[Exercise description]
Omit the pictures, then reproduce every remaining record exactly.
------------------------------
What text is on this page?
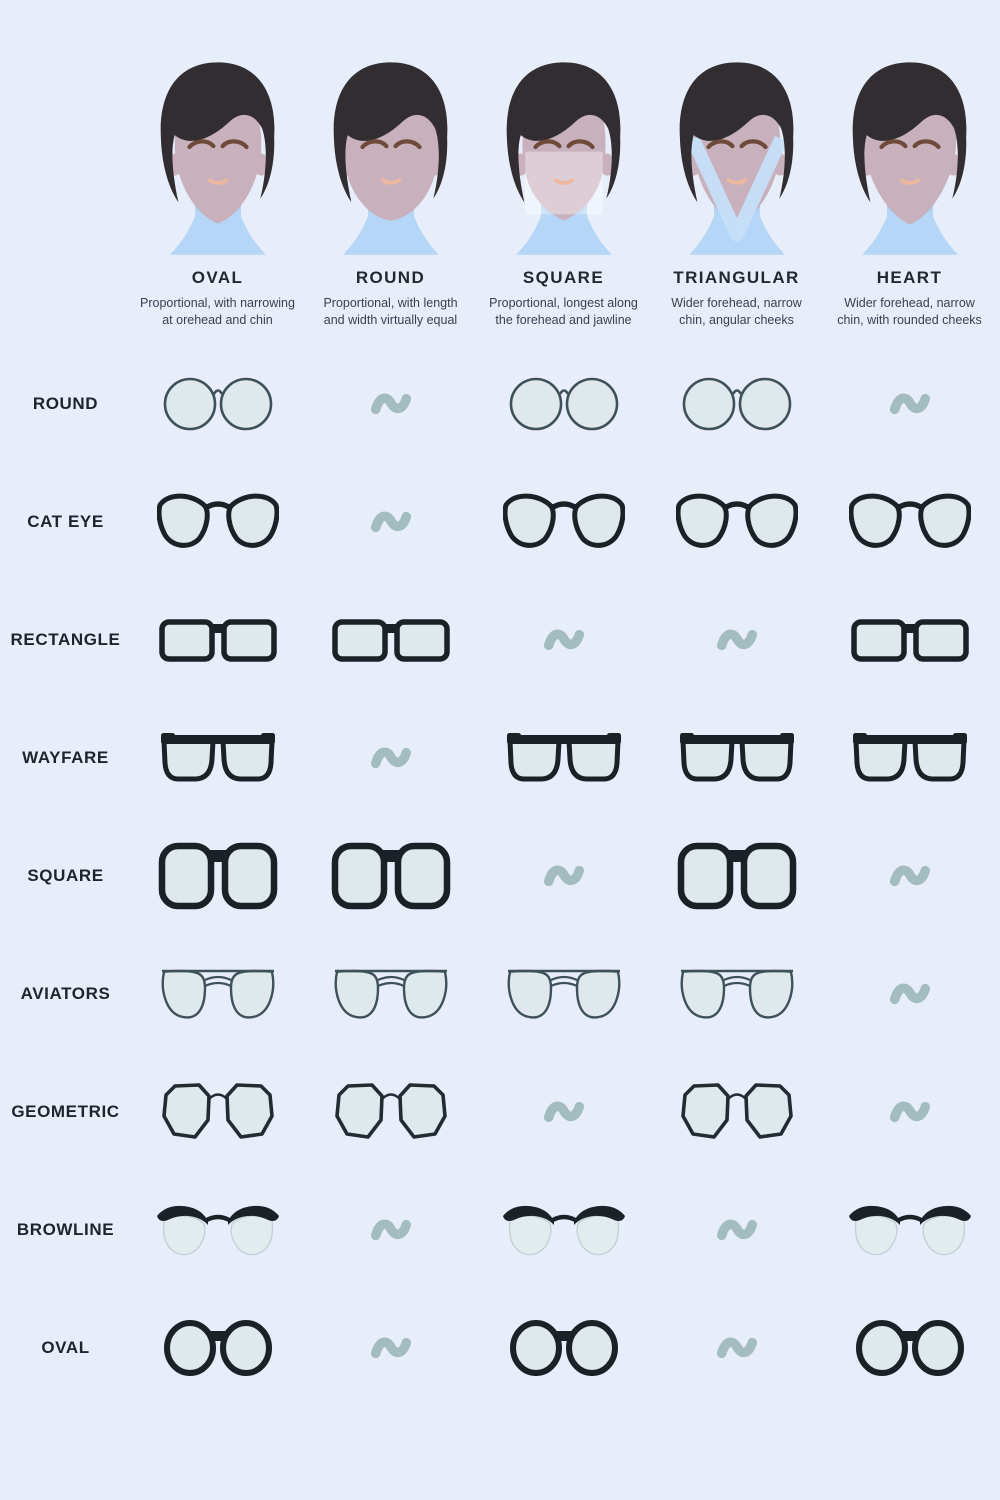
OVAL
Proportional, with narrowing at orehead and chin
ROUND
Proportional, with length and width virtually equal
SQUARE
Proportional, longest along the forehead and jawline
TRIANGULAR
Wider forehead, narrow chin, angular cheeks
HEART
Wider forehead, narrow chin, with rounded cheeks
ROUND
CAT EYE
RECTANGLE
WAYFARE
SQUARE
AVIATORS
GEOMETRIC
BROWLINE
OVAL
------------------------------
[Response to this task]
What text is on this page?
OVAL
Proportional, with narrowing at orehead and chin
ROUND
Proportional, with length and width virtually equal
SQUARE
Proportional, longest along the forehead and jawline
TRIANGULAR
Wider forehead, narrow chin, angular cheeks
HEART
Wider forehead, narrow chin, with rounded cheeks
ROUND
CAT EYE
RECTANGLE
WAYFARE
SQUARE
AVIATORS
GEOMETRIC
BROWLINE
OVAL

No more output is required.